**REQUIREMENTS:** Gather up the lines with the word "表达式为" in them.

**DATA LISTING:**
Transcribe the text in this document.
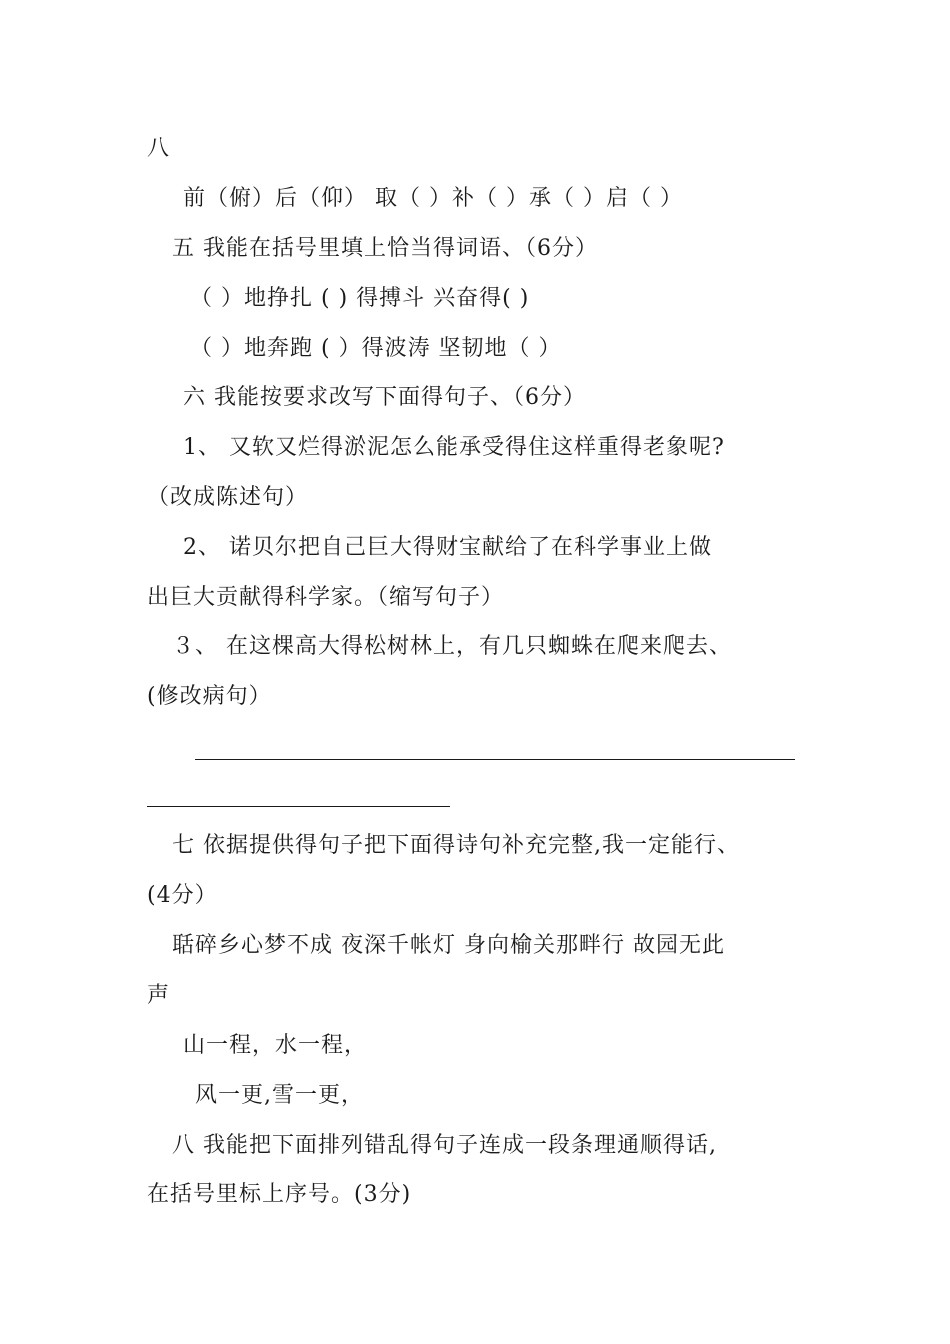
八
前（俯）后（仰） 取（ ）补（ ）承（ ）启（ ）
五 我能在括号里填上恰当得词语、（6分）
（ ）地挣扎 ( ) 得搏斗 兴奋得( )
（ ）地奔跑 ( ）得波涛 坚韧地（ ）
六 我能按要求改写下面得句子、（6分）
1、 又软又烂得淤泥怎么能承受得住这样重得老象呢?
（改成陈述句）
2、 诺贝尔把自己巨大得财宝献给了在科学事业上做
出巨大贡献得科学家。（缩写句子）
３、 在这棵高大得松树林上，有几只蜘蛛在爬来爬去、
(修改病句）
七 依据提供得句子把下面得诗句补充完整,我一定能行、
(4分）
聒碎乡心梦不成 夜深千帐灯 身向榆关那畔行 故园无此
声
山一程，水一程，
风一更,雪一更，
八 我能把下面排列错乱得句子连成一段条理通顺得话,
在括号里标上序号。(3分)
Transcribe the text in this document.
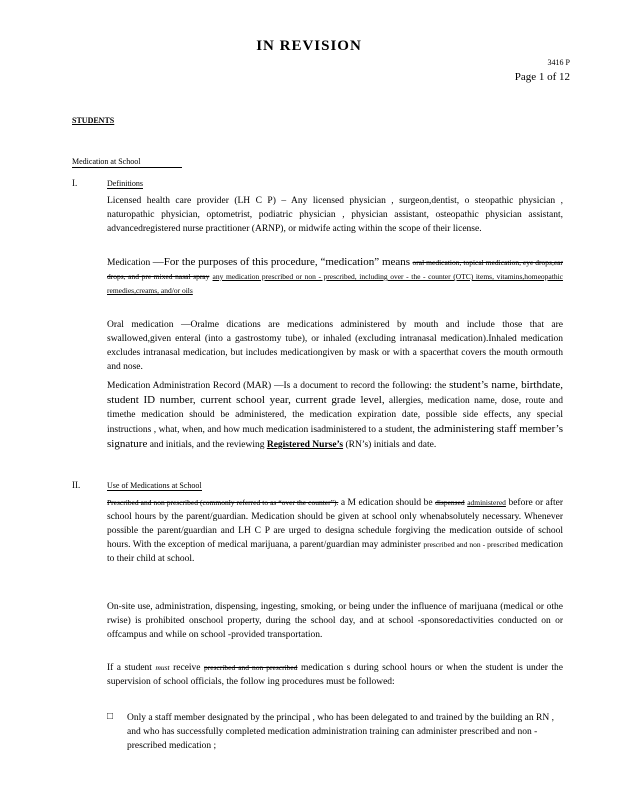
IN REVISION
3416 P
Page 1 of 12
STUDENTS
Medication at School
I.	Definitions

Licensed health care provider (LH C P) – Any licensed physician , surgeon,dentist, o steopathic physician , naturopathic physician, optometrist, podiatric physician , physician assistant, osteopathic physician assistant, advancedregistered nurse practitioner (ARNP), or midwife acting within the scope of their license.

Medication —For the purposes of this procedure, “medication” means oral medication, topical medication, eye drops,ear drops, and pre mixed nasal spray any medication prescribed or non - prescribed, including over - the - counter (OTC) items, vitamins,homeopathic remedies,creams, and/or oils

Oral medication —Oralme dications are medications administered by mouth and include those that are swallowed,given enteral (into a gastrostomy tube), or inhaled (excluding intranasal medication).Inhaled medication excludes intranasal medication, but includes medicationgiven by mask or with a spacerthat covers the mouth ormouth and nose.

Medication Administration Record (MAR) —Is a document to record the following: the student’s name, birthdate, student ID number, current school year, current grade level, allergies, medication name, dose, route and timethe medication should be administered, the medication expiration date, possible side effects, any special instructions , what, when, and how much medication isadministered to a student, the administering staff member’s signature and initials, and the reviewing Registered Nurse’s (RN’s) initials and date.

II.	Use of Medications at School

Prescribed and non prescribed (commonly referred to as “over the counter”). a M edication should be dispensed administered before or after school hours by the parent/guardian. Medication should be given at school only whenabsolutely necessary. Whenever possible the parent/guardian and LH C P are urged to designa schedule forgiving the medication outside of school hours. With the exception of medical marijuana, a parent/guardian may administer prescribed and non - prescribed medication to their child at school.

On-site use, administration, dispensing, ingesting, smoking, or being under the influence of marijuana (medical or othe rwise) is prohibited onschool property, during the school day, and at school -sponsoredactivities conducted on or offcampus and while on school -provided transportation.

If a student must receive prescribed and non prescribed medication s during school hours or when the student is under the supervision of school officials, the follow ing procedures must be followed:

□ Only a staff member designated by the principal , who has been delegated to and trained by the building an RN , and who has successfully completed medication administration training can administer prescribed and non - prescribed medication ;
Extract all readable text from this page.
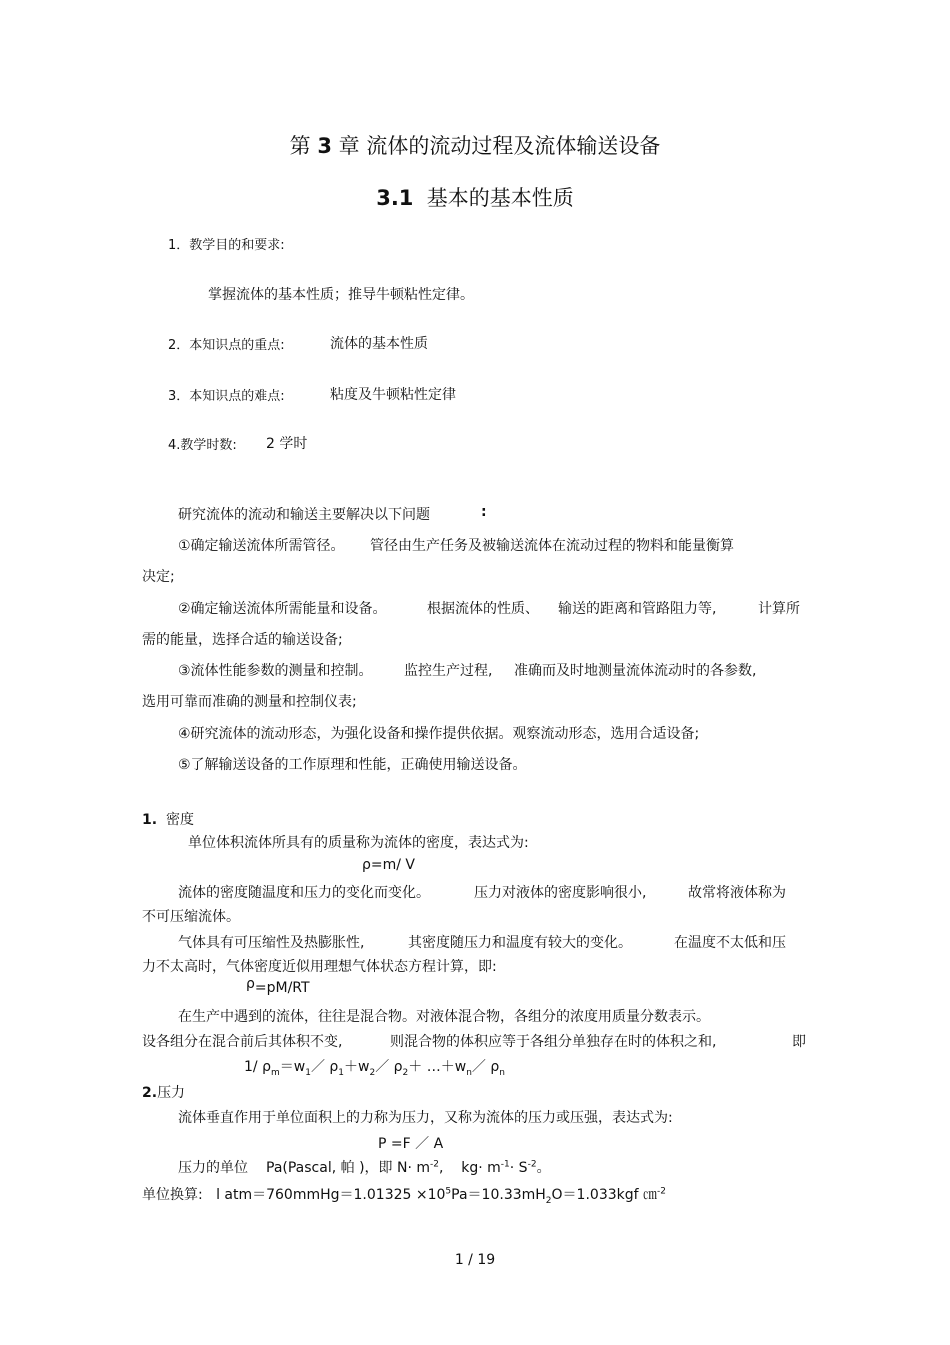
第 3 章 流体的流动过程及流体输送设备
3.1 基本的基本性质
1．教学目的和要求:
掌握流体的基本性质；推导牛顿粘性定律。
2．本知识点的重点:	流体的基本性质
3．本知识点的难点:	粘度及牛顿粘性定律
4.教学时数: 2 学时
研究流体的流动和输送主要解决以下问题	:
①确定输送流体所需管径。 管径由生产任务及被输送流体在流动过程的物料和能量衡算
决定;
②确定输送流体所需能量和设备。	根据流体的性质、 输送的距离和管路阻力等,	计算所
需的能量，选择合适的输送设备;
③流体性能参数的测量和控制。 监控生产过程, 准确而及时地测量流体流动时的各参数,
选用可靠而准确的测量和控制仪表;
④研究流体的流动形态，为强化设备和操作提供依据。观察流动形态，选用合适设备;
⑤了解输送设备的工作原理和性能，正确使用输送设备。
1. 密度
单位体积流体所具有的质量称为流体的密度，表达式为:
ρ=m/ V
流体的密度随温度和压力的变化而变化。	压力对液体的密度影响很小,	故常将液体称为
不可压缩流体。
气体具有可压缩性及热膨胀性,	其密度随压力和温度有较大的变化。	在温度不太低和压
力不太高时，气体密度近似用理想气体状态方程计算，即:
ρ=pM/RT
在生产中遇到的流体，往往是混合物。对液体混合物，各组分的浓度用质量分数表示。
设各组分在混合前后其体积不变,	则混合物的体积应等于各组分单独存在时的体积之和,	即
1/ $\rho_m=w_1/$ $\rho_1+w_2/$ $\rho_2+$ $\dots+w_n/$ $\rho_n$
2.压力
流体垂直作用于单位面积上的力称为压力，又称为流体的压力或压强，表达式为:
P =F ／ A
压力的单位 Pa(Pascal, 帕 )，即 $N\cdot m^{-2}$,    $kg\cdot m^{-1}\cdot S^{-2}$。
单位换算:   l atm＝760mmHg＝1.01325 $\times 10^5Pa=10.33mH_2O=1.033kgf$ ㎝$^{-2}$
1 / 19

**COMPLETE ANSWER:**
单位体积流体所具有的质量称为流体的密度，表达式为:
流体垂直作用于单位面积上的力称为压力，又称为流体的压力或压强，表达式为:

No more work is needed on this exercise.